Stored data
━━━━━━━━━━━━━━━━

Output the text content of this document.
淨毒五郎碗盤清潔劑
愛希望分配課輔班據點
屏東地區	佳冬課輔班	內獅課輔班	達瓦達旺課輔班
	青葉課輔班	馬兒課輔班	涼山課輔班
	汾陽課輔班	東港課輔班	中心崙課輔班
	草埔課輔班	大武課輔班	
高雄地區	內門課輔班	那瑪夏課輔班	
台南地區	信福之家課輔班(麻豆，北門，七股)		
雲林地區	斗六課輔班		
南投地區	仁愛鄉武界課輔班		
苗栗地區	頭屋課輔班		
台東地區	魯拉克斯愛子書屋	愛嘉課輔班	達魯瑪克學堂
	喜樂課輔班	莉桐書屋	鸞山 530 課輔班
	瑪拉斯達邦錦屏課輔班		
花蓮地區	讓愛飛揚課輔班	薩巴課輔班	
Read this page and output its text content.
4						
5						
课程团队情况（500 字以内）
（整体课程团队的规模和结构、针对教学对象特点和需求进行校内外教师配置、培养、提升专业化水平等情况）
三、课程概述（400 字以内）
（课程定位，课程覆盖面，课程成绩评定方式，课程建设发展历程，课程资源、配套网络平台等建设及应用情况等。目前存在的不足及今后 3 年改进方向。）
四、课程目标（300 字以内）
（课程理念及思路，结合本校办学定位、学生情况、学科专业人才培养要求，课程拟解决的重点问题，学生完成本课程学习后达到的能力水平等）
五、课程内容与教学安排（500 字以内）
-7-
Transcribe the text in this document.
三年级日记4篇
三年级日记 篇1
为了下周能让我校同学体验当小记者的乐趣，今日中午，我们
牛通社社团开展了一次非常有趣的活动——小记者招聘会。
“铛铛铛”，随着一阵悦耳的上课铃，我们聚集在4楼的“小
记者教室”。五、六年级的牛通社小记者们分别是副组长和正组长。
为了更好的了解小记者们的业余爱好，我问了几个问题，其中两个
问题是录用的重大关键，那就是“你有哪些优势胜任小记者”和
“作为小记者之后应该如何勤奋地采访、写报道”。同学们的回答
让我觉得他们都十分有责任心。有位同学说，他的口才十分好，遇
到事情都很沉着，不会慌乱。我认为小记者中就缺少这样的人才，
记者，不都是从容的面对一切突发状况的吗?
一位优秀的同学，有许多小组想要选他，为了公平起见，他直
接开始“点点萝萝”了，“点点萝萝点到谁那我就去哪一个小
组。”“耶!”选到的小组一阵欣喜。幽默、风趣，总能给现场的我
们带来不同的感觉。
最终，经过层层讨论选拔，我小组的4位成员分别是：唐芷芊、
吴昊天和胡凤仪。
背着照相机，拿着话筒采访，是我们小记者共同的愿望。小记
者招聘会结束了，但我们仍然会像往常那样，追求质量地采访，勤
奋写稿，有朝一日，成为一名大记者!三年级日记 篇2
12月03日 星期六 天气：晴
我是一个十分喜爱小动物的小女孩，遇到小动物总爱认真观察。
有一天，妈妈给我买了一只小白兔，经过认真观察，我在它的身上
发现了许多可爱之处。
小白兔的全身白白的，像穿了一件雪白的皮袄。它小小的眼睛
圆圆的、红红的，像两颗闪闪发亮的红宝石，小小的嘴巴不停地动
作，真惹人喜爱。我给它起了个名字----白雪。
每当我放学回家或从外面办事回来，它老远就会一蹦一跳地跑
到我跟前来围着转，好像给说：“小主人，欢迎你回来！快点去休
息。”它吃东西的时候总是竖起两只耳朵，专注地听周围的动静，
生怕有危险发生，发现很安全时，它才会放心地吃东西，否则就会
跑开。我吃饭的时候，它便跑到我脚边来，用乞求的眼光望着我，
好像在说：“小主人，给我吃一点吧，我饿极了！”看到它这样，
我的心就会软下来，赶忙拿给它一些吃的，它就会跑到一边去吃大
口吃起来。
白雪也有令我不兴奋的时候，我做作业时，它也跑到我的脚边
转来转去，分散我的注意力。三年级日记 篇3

━━━━━━━━━━━━━━━━

▶ _GIVEN PROBLEM_
Copy out every line of the data above, exactly as given.

▶ _SOLUTION FOR THIS PROBLEM_
Output the text content of this document.
淨毒五郎碗盤清潔劑
愛希望分配課輔班據點
屏東地區	佳冬課輔班	內獅課輔班	達瓦達旺課輔班
	青葉課輔班	馬兒課輔班	涼山課輔班
	汾陽課輔班	東港課輔班	中心崙課輔班
	草埔課輔班	大武課輔班	
高雄地區	內門課輔班	那瑪夏課輔班	
台南地區	信福之家課輔班(麻豆，北門，七股)		
雲林地區	斗六課輔班		
南投地區	仁愛鄉武界課輔班		
苗栗地區	頭屋課輔班		
台東地區	魯拉克斯愛子書屋	愛嘉課輔班	達魯瑪克學堂
	喜樂課輔班	莉桐書屋	鸞山 530 課輔班
	瑪拉斯達邦錦屏課輔班		
花蓮地區	讓愛飛揚課輔班	薩巴課輔班	
Read this page and output its text content.
4						
5						
课程团队情况（500 字以内）
（整体课程团队的规模和结构、针对教学对象特点和需求进行校内外教师配置、培养、提升专业化水平等情况）
三、课程概述（400 字以内）
（课程定位，课程覆盖面，课程成绩评定方式，课程建设发展历程，课程资源、配套网络平台等建设及应用情况等。目前存在的不足及今后 3 年改进方向。）
四、课程目标（300 字以内）
（课程理念及思路，结合本校办学定位、学生情况、学科专业人才培养要求，课程拟解决的重点问题，学生完成本课程学习后达到的能力水平等）
五、课程内容与教学安排（500 字以内）
-7-
Transcribe the text in this document.
三年级日记4篇
三年级日记 篇1
为了下周能让我校同学体验当小记者的乐趣，今日中午，我们
牛通社社团开展了一次非常有趣的活动——小记者招聘会。
“铛铛铛”，随着一阵悦耳的上课铃，我们聚集在4楼的“小
记者教室”。五、六年级的牛通社小记者们分别是副组长和正组长。
为了更好的了解小记者们的业余爱好，我问了几个问题，其中两个
问题是录用的重大关键，那就是“你有哪些优势胜任小记者”和
“作为小记者之后应该如何勤奋地采访、写报道”。同学们的回答
让我觉得他们都十分有责任心。有位同学说，他的口才十分好，遇
到事情都很沉着，不会慌乱。我认为小记者中就缺少这样的人才，
记者，不都是从容的面对一切突发状况的吗?
一位优秀的同学，有许多小组想要选他，为了公平起见，他直
接开始“点点萝萝”了，“点点萝萝点到谁那我就去哪一个小
组。”“耶!”选到的小组一阵欣喜。幽默、风趣，总能给现场的我
们带来不同的感觉。
最终，经过层层讨论选拔，我小组的4位成员分别是：唐芷芊、
吴昊天和胡凤仪。
背着照相机，拿着话筒采访，是我们小记者共同的愿望。小记
者招聘会结束了，但我们仍然会像往常那样，追求质量地采访，勤
奋写稿，有朝一日，成为一名大记者!三年级日记 篇2
12月03日 星期六 天气：晴
我是一个十分喜爱小动物的小女孩，遇到小动物总爱认真观察。
有一天，妈妈给我买了一只小白兔，经过认真观察，我在它的身上
发现了许多可爱之处。
小白兔的全身白白的，像穿了一件雪白的皮袄。它小小的眼睛
圆圆的、红红的，像两颗闪闪发亮的红宝石，小小的嘴巴不停地动
作，真惹人喜爱。我给它起了个名字----白雪。
每当我放学回家或从外面办事回来，它老远就会一蹦一跳地跑
到我跟前来围着转，好像给说：“小主人，欢迎你回来！快点去休
息。”它吃东西的时候总是竖起两只耳朵，专注地听周围的动静，
生怕有危险发生，发现很安全时，它才会放心地吃东西，否则就会
跑开。我吃饭的时候，它便跑到我脚边来，用乞求的眼光望着我，
好像在说：“小主人，给我吃一点吧，我饿极了！”看到它这样，
我的心就会软下来，赶忙拿给它一些吃的，它就会跑到一边去吃大
口吃起来。
白雪也有令我不兴奋的时候，我做作业时，它也跑到我的脚边
转来转去，分散我的注意力。三年级日记 篇3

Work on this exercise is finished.